**출제 과제 1:**
목록에서 "advanced-tools-button[interactable]: [250, 61, 276, 87]" 문구가 담긴 줄부터 "text-tool-button[interactable]: [2, 61, 28, 87]" 문구가 담긴 줄까지, "property-row" 문구를 "property-item" 문구로 바꾸고 나머지는 손대지 않은 채 다시 적어 주시겠어요?

━━━━━ 원문

X_features = cust_df[['Recency','Frequency','Monetary']].values
X_features_scaled = StandardScaler().fit_transform(X_features)

kmeans = KMeans(n_clusters=3, random_state=0)
labels = kmeans.fit_predict(X_features_scaled)
cust_df['cluster_label'] = labels

print('실루엣 스코어는 : {0:.3f}'.format(silhouette_score(X_features_scaled,labels)))

실루엣 스코어는 : 0.592

In [17]:

### 여러개의 클러스터링 갯수를 List로 입력 받아 각각의 실루엣 계수를 면적으로 시각화한 함수 작성  
def visualize_silhouette(cluster_lists, X_features): 
    
    from sklearn.datasets import make_blobs
    from sklearn.cluster import KMeans
    from sklearn.metrics import silhouette_samples, silhouette_score

    import matplotlib.pyplot as plt
    import matplotlib.cm as cm
    import math
    
    # 입력값으로 클러스터링 갯수들을 리스트로 받아서, 각 갯수별로 클러스터링을 적용하고 실루엣 개수를 구함
    n_cols = len(cluster_lists)
    
    # plt.subplots()으로 리스트에 기재된 클러스터링 만큼의 sub figures를 가지는 axs 생성 
    fig, axs = plt.subplots(figsize=(4*n_cols, 4), nrows=1, ncols=n_cols)
    
    # 리스트에 기재된 클러스터링 갯수들을 차례로 iteration 수행하면서 실루엣 개수 시각화
    for ind, n_cluster in enumerate(cluster_lists):
        
        # KMeans 클러스터링 수행하고, 실루엣 스코어와 개별 데이터의 실루엣 값 계산.

━━━━━━━━━━
━━━━━ 제공 정보

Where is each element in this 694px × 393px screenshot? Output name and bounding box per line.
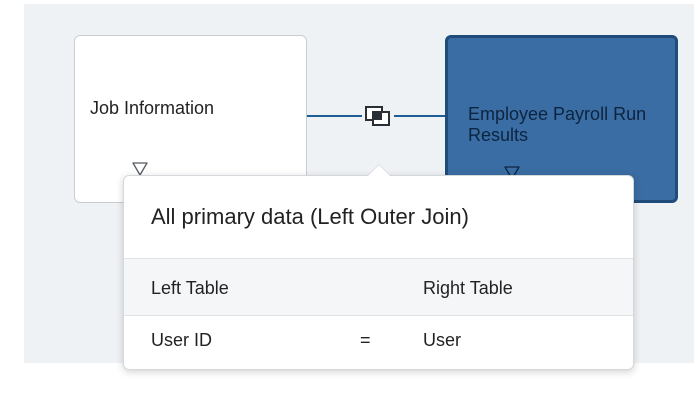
filter-icon[interactable] bbox=[132, 162, 148, 176]
left-field: User ID bbox=[151, 330, 213, 350]
table-node-title: Employee Payroll Run Results bbox=[468, 104, 647, 145]
popover-arrow bbox=[367, 164, 391, 176]
table-node-title: Job Information bbox=[90, 98, 215, 118]
right-field: User bbox=[423, 330, 462, 350]
join-connector-line bbox=[394, 115, 446, 117]
join-condition-table: Left Table Right Table User ID = User bbox=[124, 258, 633, 373]
join-type-title: All primary data (Left Outer Join) bbox=[151, 204, 469, 229]
column-header-right-table: Right Table bbox=[423, 278, 513, 298]
join-operator: = bbox=[360, 330, 371, 350]
join-details-popover: All primary data (Left Outer Join) Left … bbox=[123, 164, 634, 373]
join-canvas: Job Information Employee Payroll Run Res… bbox=[24, 4, 694, 370]
join-connector-line bbox=[307, 115, 362, 117]
table-header-row: Left Table Right Table bbox=[124, 259, 633, 316]
join-icon[interactable] bbox=[362, 104, 394, 128]
table-row: User ID = User bbox=[124, 316, 633, 373]
column-header-left-table: Left Table bbox=[151, 278, 229, 298]
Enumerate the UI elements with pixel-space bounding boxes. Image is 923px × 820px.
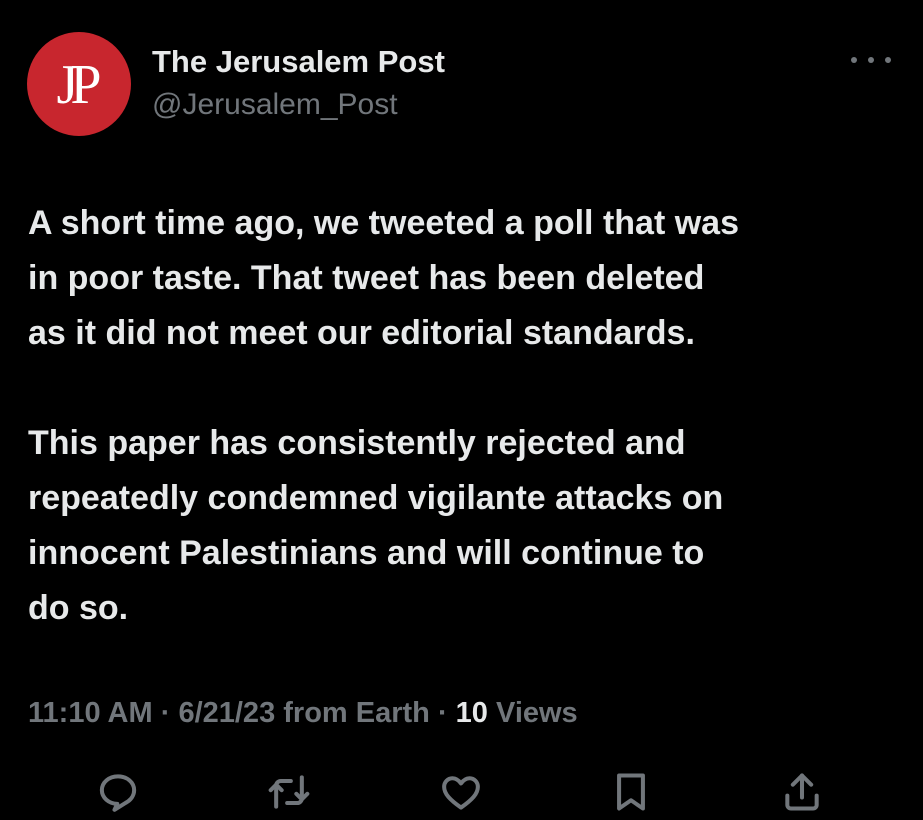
meta-separator: · [429, 697, 456, 729]
tweet-time[interactable]: 11:10 AM [28, 697, 153, 729]
like-button[interactable] [436, 770, 486, 820]
account-handle[interactable]: @Jerusalem_Post [152, 88, 398, 122]
avatar-logo: JP [56, 54, 102, 116]
views-count[interactable]: 10 [456, 697, 488, 729]
dot-icon [851, 57, 857, 63]
more-options-icon[interactable] [851, 48, 891, 72]
dot-icon [868, 57, 874, 63]
meta-separator: · [152, 697, 179, 729]
share-button[interactable] [777, 770, 827, 820]
views-label[interactable]: Views [488, 697, 578, 729]
reply-icon [99, 774, 137, 812]
share-icon [785, 773, 819, 811]
avatar[interactable]: JP [27, 32, 131, 136]
retweet-button[interactable] [264, 770, 314, 820]
bookmark-button[interactable] [606, 770, 656, 820]
tweet-date[interactable]: 6/21/23 [178, 697, 275, 729]
reply-button[interactable] [93, 770, 143, 820]
dot-icon [885, 57, 891, 63]
action-bar [0, 770, 923, 815]
like-icon [442, 776, 480, 810]
retweet-icon [268, 775, 310, 809]
tweet-source: from Earth [275, 697, 430, 729]
tweet-paragraph-1: A short time ago, we tweeted a poll that… [28, 204, 739, 352]
tweet-meta: 11:10 AM · 6/21/23 from Earth · 10 Views [28, 697, 578, 730]
account-name[interactable]: The Jerusalem Post [152, 44, 445, 80]
tweet-paragraph-2: This paper has consistently rejected and… [28, 424, 724, 627]
tweet-text: A short time ago, we tweeted a poll that… [28, 196, 898, 636]
bookmark-icon [617, 773, 645, 811]
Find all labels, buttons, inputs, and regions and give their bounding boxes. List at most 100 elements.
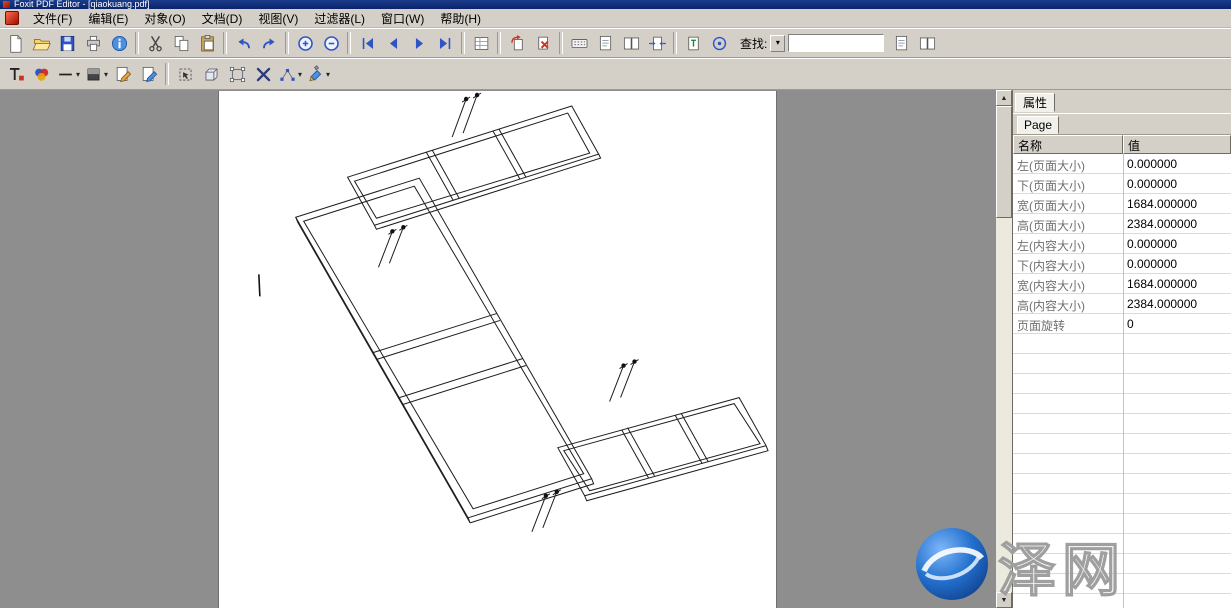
advanced-tools-button[interactable]: [250, 61, 276, 87]
menu-document[interactable]: 文档(D): [194, 8, 251, 29]
property-name: 下(内容大小): [1013, 254, 1123, 274]
toolbar-buttons-left: [2, 30, 732, 56]
undo-icon: [234, 34, 253, 53]
delete-page-button[interactable]: [530, 30, 556, 56]
property-row[interactable]: 下(内容大小)0.000000: [1013, 254, 1231, 274]
property-row[interactable]: 高(页面大小)2384.000000: [1013, 214, 1231, 234]
text-tool-button[interactable]: [2, 61, 28, 87]
print-icon: [84, 34, 103, 53]
resize-page-button[interactable]: [644, 30, 670, 56]
scroll-down-button[interactable]: ▼: [996, 592, 1012, 608]
previous-page-button[interactable]: [380, 30, 406, 56]
property-name: 左(内容大小): [1013, 234, 1123, 254]
line-style-button[interactable]: ▾: [54, 61, 82, 87]
tab-page[interactable]: Page: [1017, 116, 1059, 134]
menu-edit[interactable]: 编辑(E): [80, 8, 136, 29]
copy-button[interactable]: [168, 30, 194, 56]
find-input[interactable]: [788, 34, 884, 52]
cut-button[interactable]: [142, 30, 168, 56]
panel-tab-strip: 属性: [1013, 90, 1231, 113]
transform-object-button[interactable]: [198, 61, 224, 87]
edit-content-button[interactable]: [136, 61, 162, 87]
save-file-icon: [58, 34, 77, 53]
menu-file[interactable]: 文件(F): [25, 8, 80, 29]
dropdown-caret-icon: ▾: [298, 70, 302, 79]
column-header-value[interactable]: 值: [1123, 135, 1231, 154]
new-document-button[interactable]: [2, 30, 28, 56]
property-value: 1684.000000: [1123, 274, 1231, 294]
panel-subtab-strip: Page: [1013, 113, 1231, 135]
draw-tool-button[interactable]: ▾: [304, 61, 332, 87]
property-row[interactable]: 高(内容大小)2384.000000: [1013, 294, 1231, 314]
edit-nodes-button[interactable]: ▾: [276, 61, 304, 87]
next-page-button[interactable]: [406, 30, 432, 56]
property-name: 左(页面大小): [1013, 154, 1123, 174]
document-window-icon[interactable]: [5, 11, 19, 25]
color-picker-button[interactable]: [28, 61, 54, 87]
pdf-page[interactable]: [218, 91, 777, 608]
object-toolbar: ▾▾▾▾: [0, 58, 1231, 90]
find-previous-button[interactable]: [914, 30, 940, 56]
property-name: 宽(页面大小): [1013, 194, 1123, 214]
column-header-name[interactable]: 名称: [1013, 135, 1123, 154]
menu-view[interactable]: 视图(V): [250, 8, 306, 29]
undo-button[interactable]: [230, 30, 256, 56]
select-object-button[interactable]: [172, 61, 198, 87]
scroll-up-button[interactable]: ▲: [996, 90, 1012, 106]
last-page-button[interactable]: [432, 30, 458, 56]
text-attributes-button[interactable]: [680, 30, 706, 56]
prev-page-icon: [384, 34, 403, 53]
property-value: 0.000000: [1123, 234, 1231, 254]
first-page-button[interactable]: [354, 30, 380, 56]
menu-object[interactable]: 对象(O): [136, 8, 193, 29]
vertical-scrollbar[interactable]: ▲ ▼: [996, 90, 1012, 608]
rotate-page-icon: [508, 34, 527, 53]
zoom-in-button[interactable]: [292, 30, 318, 56]
edit-object-icon: [114, 65, 133, 84]
find-next-button[interactable]: [888, 30, 914, 56]
dropdown-caret-icon: ▾: [104, 70, 108, 79]
fill-style-icon: [84, 65, 103, 84]
property-value: 1684.000000: [1123, 194, 1231, 214]
property-row[interactable]: 左(内容大小)0.000000: [1013, 234, 1231, 254]
redo-icon: [260, 34, 279, 53]
edit-object-button[interactable]: [110, 61, 136, 87]
property-row[interactable]: 下(页面大小)0.000000: [1013, 174, 1231, 194]
menu-filter[interactable]: 过滤器(L): [306, 8, 373, 29]
redo-button[interactable]: [256, 30, 282, 56]
page-text-icon: [892, 34, 911, 53]
toolbar-separator: [497, 32, 501, 54]
facing-pages-button[interactable]: [618, 30, 644, 56]
color-picker-icon: [32, 65, 51, 84]
property-row[interactable]: 宽(页面大小)1684.000000: [1013, 194, 1231, 214]
extract-text-button[interactable]: [592, 30, 618, 56]
property-row[interactable]: 页面旋转0: [1013, 314, 1231, 334]
rotate-page-button[interactable]: [504, 30, 530, 56]
paste-button[interactable]: [194, 30, 220, 56]
scrollbar-thumb[interactable]: [996, 106, 1012, 218]
object-handles-button[interactable]: [224, 61, 250, 87]
find-group: 查找: ▾: [732, 34, 888, 52]
first-page-icon: [358, 34, 377, 53]
virtual-keyboard-button[interactable]: [566, 30, 592, 56]
open-file-button[interactable]: [28, 30, 54, 56]
page-t-icon: [684, 34, 703, 53]
main-area: ▲ ▼ 属性 Page 名称 值 左(页面大小)0.000000下(页面大小)0…: [0, 90, 1231, 608]
menu-help[interactable]: 帮助(H): [432, 8, 489, 29]
new-document-icon: [6, 34, 25, 53]
transform-handles-icon: [228, 65, 247, 84]
save-file-button[interactable]: [54, 30, 80, 56]
property-row[interactable]: 宽(内容大小)1684.000000: [1013, 274, 1231, 294]
page-properties-button[interactable]: [468, 30, 494, 56]
property-row[interactable]: 左(页面大小)0.000000: [1013, 154, 1231, 174]
tab-properties[interactable]: 属性: [1015, 93, 1055, 112]
zoom-out-button[interactable]: [318, 30, 344, 56]
document-info-button[interactable]: [106, 30, 132, 56]
select-target-button[interactable]: [706, 30, 732, 56]
print-button[interactable]: [80, 30, 106, 56]
fill-style-button[interactable]: ▾: [82, 61, 110, 87]
find-dropdown-button[interactable]: ▾: [770, 35, 785, 52]
column-divider[interactable]: [1123, 154, 1124, 608]
open-file-icon: [32, 34, 51, 53]
menu-window[interactable]: 窗口(W): [373, 8, 432, 29]
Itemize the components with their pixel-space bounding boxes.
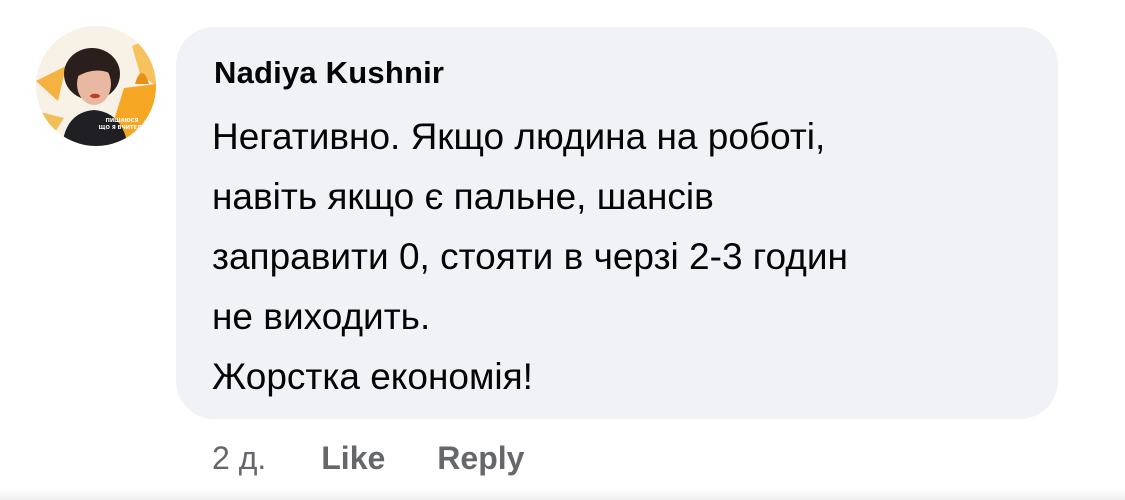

━━━━━━━━━━

**출제 과제 2:**
실루엣 계수 코드 전체를 한 글자도 바꾸지 말고 그대로 인용해 주시겠어요?

**작성 답안 1:**
advanced-tools-button[interactable]: [250, 61, 276, 87]
menu-document[interactable]: 文档(D): [194, 8, 251, 29]
property-name: 下(内容大小): [1013, 254, 1123, 274]
toolbar-buttons-left: [2, 30, 732, 56]
undo-icon: [234, 34, 253, 53]
delete-page-button[interactable]: [530, 30, 556, 56]
property-item[interactable]: 下(内容大小)0.000000: [1013, 254, 1231, 274]
property-item[interactable]: 高(页面大小)2384.000000: [1013, 214, 1231, 234]
text-tool-button[interactable]: [2, 61, 28, 87]

**작성 답안 2:**
X_features = cust_df[['Recency','Frequency','Monetary']].values
X_features_scaled = StandardScaler().fit_transform(X_features)

kmeans = KMeans(n_clusters=3, random_state=0)
labels = kmeans.fit_predict(X_features_scaled)
cust_df['cluster_label'] = labels

print('실루엣 스코어는 : {0:.3f}'.format(silhouette_score(X_features_scaled,labels)))

실루엣 스코어는 : 0.592

In [17]:

### 여러개의 클러스터링 갯수를 List로 입력 받아 각각의 실루엣 계수를 면적으로 시각화한 함수 작성  
def visualize_silhouette(cluster_lists, X_features): 
    
    from sklearn.datasets import make_blobs
    from sklearn.cluster import KMeans
    from sklearn.metrics import silhouette_samples, silhouette_score

    import matplotlib.pyplot as plt
    import matplotlib.cm as cm
    import math
    
    # 입력값으로 클러스터링 갯수들을 리스트로 받아서, 각 갯수별로 클러스터링을 적용하고 실루엣 개수를 구함
    n_cols = len(cluster_lists)
    
    # plt.subplots()으로 리스트에 기재된 클러스터링 만큼의 sub figures를 가지는 axs 생성 
    fig, axs = plt.subplots(figsize=(4*n_cols, 4), nrows=1, ncols=n_cols)
    
    # 리스트에 기재된 클러스터링 갯수들을 차례로 iteration 수행하면서 실루엣 개수 시각화
    for ind, n_cluster in enumerate(cluster_lists):
        
        # KMeans 클러스터링 수행하고, 실루엣 스코어와 개별 데이터의 실루엣 값 계산.